[Directive]: Using the material below, copy every line where "Number" appears.

[Excerpted records]:
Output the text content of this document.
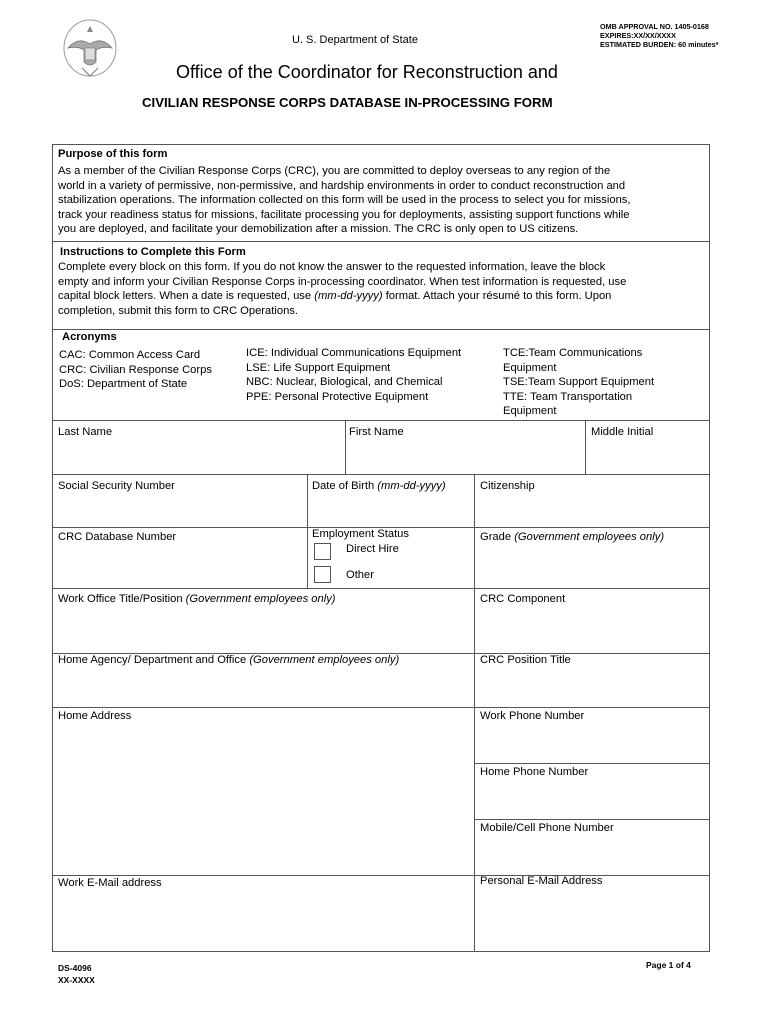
U. S. Department of State
OMB APPROVAL NO. 1405-0168
EXPIRES:XX/XX/XXXX
ESTIMATED BURDEN: 60 minutes*
Office of the Coordinator for Reconstruction and
CIVILIAN RESPONSE CORPS DATABASE IN-PROCESSING FORM
Purpose of this form
As a member of the Civilian Response Corps (CRC), you are committed to deploy overseas to any region of the
world in a variety of permissive, non-permissive, and hardship environments in order to conduct reconstruction and
stabilization operations. The information collected on this form will be used in the process to select you for missions,
track your readiness status for missions, facilitate processing you for deployments, assisting support functions while
you are deployed, and facilitate your demobilization after a mission. The CRC is only open to US citizens.
Instructions to Complete this Form
Complete every block on this form. If you do not know the answer to the requested information, leave the block
empty and inform your Civilian Response Corps in-processing coordinator. When test information is requested, use
capital block letters. When a date is requested, use (mm-dd-yyyy) format. Attach your résumé to this form. Upon
completion, submit this form to CRC Operations.
Acronyms
CAC: Common Access Card
CRC: Civilian Response Corps
DoS: Department of State
ICE: Individual Communications Equipment
LSE: Life Support Equipment
NBC: Nuclear, Biological, and Chemical
PPE: Personal Protective Equipment
TCE:Team Communications
Equipment
TSE:Team Support Equipment
TTE: Team Transportation
Equipment
Last Name	First Name	Middle Initial
Social Security Number	Date of Birth (mm-dd-yyyy)	Citizenship
CRC Database Number	Employment Status
Direct Hire
Other
Grade (Government employees only)
Work Office Title/Position (Government employees only)	CRC Component
Home Agency/ Department and Office (Government employees only)	CRC Position Title
Home Address	Work Phone Number
Home Phone Number
Mobile/Cell Phone Number
Work E-Mail address	Personal E-Mail Address
DS-4096
XX-XXXX
Page 1 of 4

[Full solution]:
Social Security Number	Date of Birth (mm-dd-yyyy)	Citizenship
CRC Database Number	Employment Status
Home Address	Work Phone Number
Home Phone Number
Mobile/Cell Phone Number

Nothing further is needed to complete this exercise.